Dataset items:
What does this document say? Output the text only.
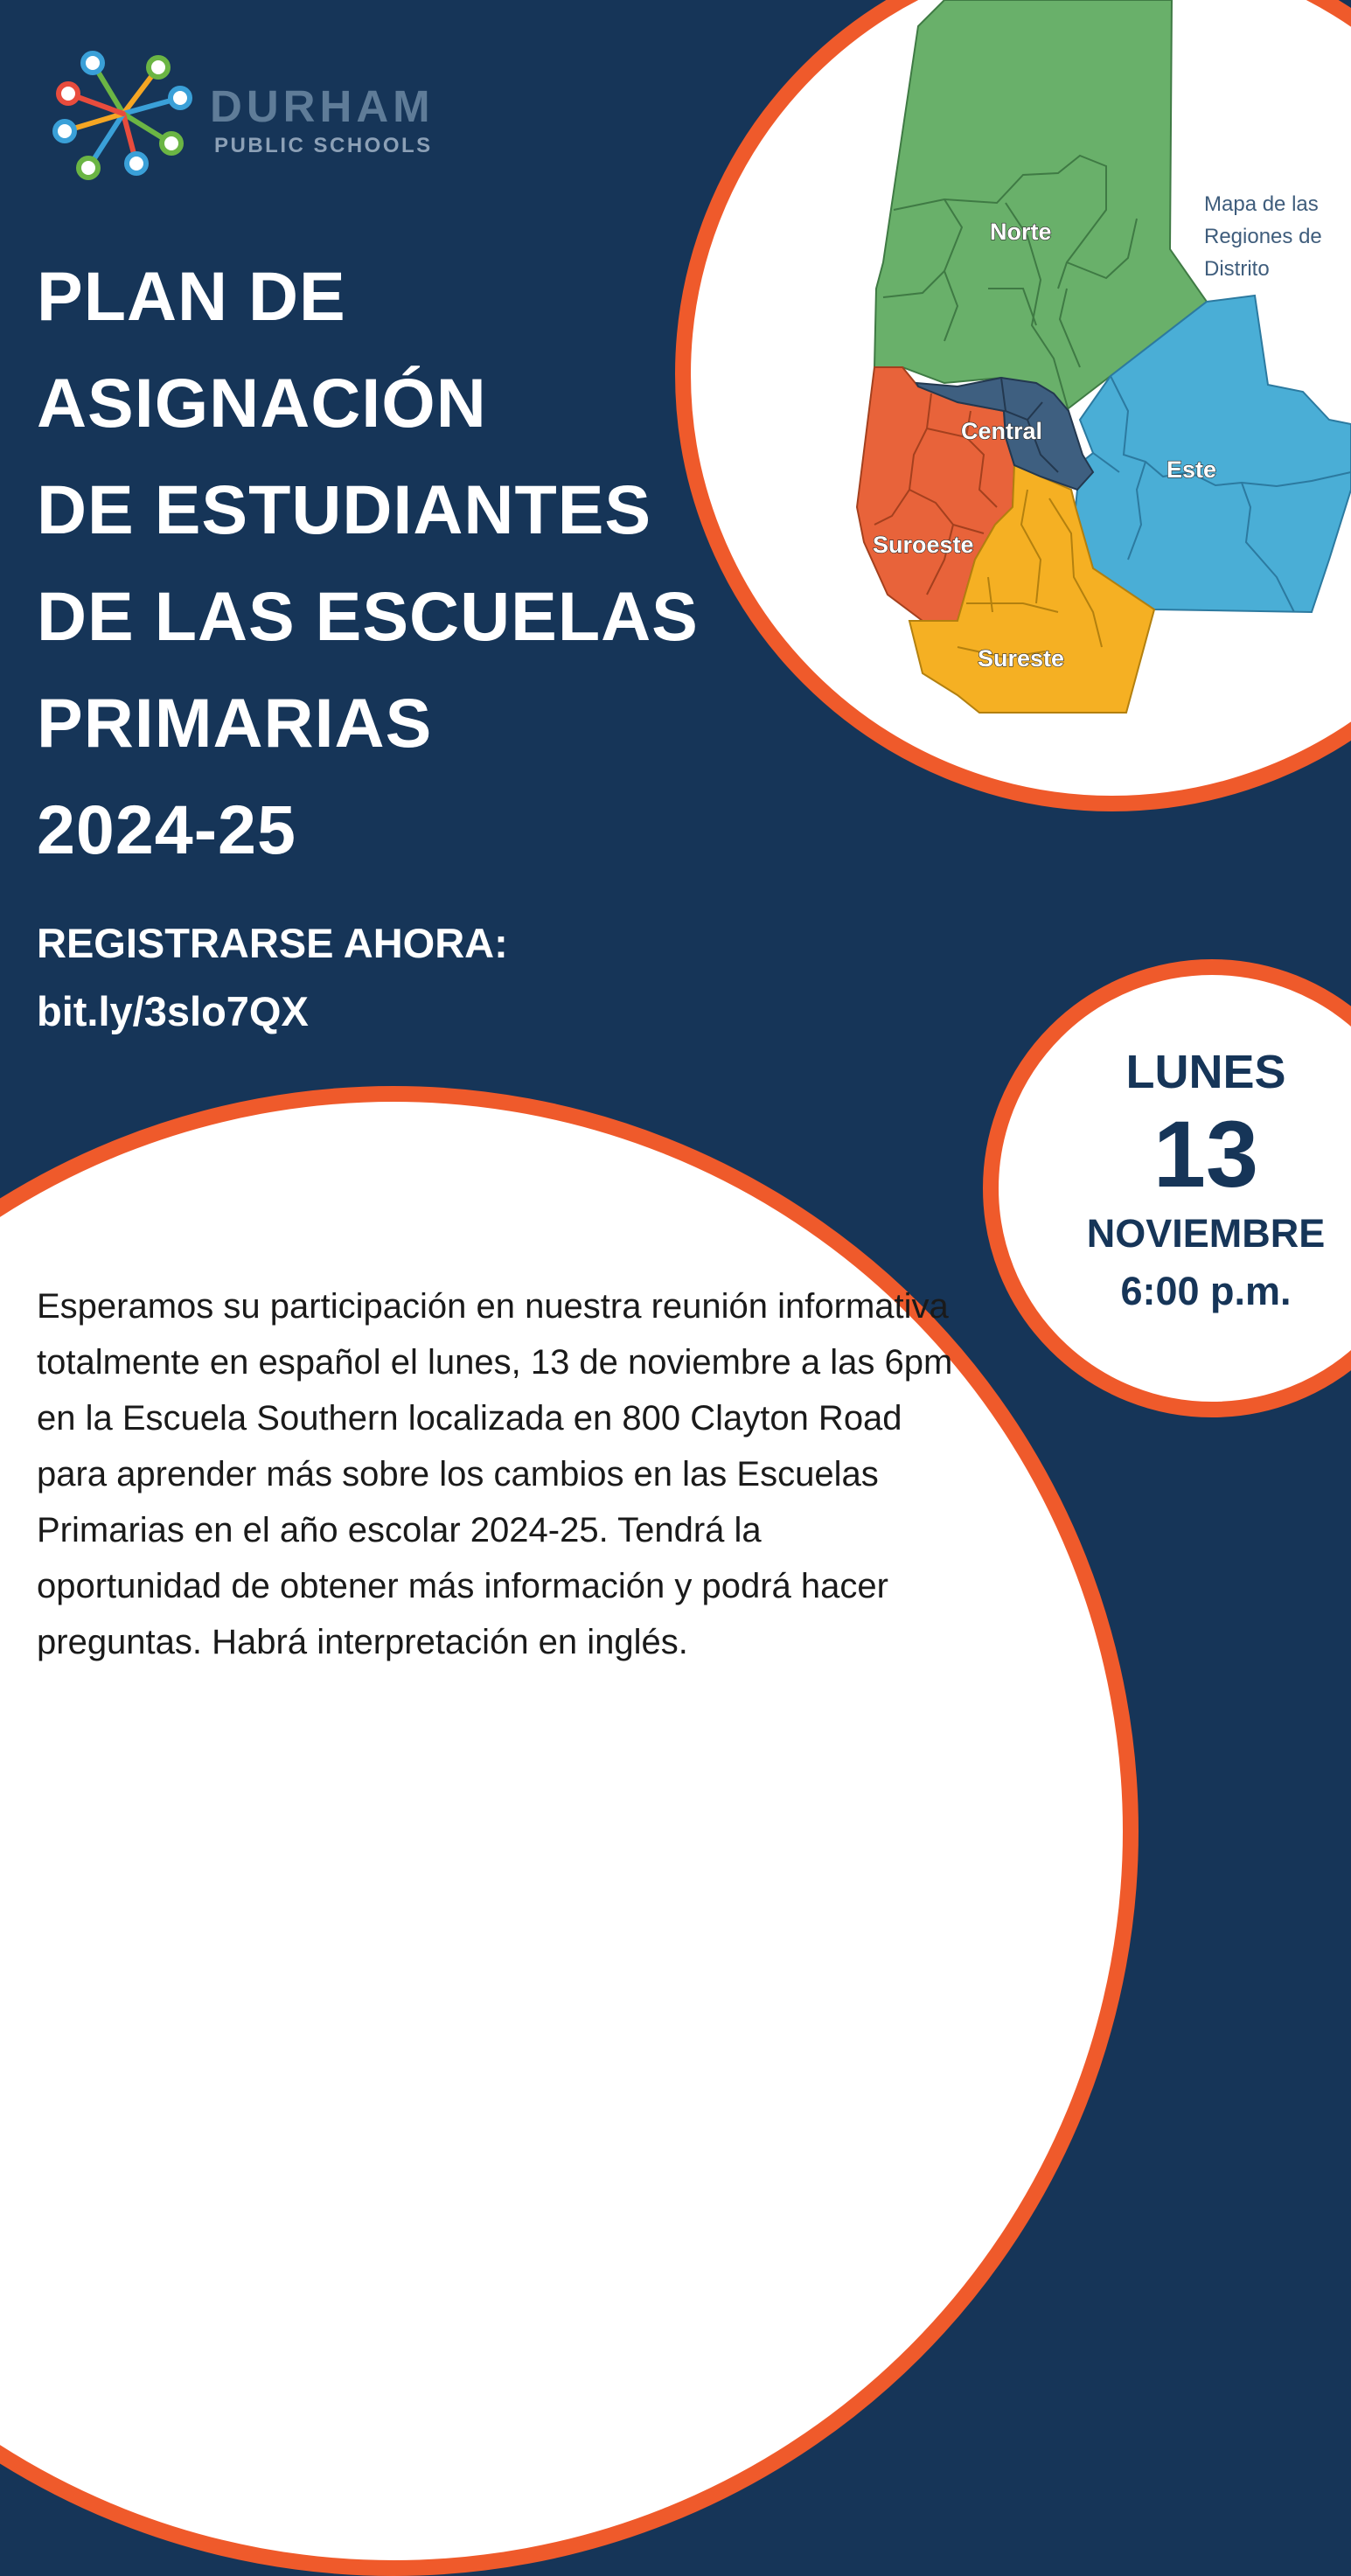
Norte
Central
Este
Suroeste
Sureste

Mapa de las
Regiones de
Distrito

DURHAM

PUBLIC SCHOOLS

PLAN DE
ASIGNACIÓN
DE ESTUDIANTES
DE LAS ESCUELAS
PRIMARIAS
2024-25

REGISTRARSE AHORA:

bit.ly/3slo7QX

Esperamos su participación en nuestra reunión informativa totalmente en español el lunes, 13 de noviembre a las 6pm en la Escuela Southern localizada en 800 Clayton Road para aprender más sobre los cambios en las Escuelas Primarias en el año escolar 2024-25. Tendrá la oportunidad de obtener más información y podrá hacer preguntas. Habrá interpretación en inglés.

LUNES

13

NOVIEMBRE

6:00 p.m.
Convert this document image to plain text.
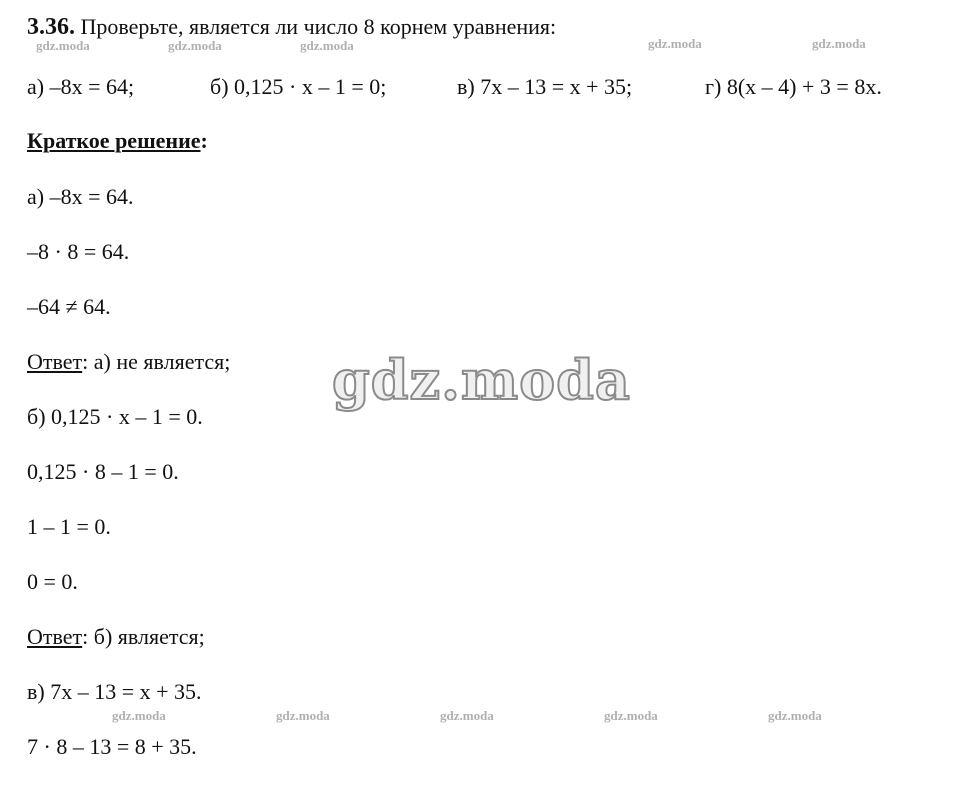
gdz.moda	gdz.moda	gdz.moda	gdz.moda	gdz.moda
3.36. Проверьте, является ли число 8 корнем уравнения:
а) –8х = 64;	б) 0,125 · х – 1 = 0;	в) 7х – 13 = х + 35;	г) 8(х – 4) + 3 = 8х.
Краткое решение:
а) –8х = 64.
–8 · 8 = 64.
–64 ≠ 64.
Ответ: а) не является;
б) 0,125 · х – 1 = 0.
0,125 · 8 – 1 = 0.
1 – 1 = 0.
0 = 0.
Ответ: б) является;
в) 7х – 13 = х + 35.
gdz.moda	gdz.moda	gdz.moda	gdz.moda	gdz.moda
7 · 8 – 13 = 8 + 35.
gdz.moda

Your objective> Images in the records should not be copied. Repeat all the rest exactly.

Full response>
What does this document say? Output the text only.
Norte
Central
Este
Suroeste
Sureste

Mapa de las
Regiones de
Distrito

DURHAM

PUBLIC SCHOOLS

PLAN DE
ASIGNACIÓN
DE ESTUDIANTES
DE LAS ESCUELAS
PRIMARIAS
2024-25

REGISTRARSE AHORA:

bit.ly/3slo7QX

Esperamos su participación en nuestra reunión informativa totalmente en español el lunes, 13 de noviembre a las 6pm en la Escuela Southern localizada en 800 Clayton Road para aprender más sobre los cambios en las Escuelas Primarias en el año escolar 2024-25. Tendrá la oportunidad de obtener más información y podrá hacer preguntas. Habrá interpretación en inglés.

LUNES

13

NOVIEMBRE

6:00 p.m.
Convert this document image to plain text.
gdz.moda	gdz.moda	gdz.moda	gdz.moda	gdz.moda
3.36. Проверьте, является ли число 8 корнем уравнения:
а) –8х = 64;	б) 0,125 · х – 1 = 0;	в) 7х – 13 = х + 35;	г) 8(х – 4) + 3 = 8х.
Краткое решение:
а) –8х = 64.
–8 · 8 = 64.
–64 ≠ 64.
Ответ: а) не является;
б) 0,125 · х – 1 = 0.
0,125 · 8 – 1 = 0.
1 – 1 = 0.
0 = 0.
Ответ: б) является;
в) 7х – 13 = х + 35.
gdz.moda	gdz.moda	gdz.moda	gdz.moda	gdz.moda
7 · 8 – 13 = 8 + 35.
gdz.moda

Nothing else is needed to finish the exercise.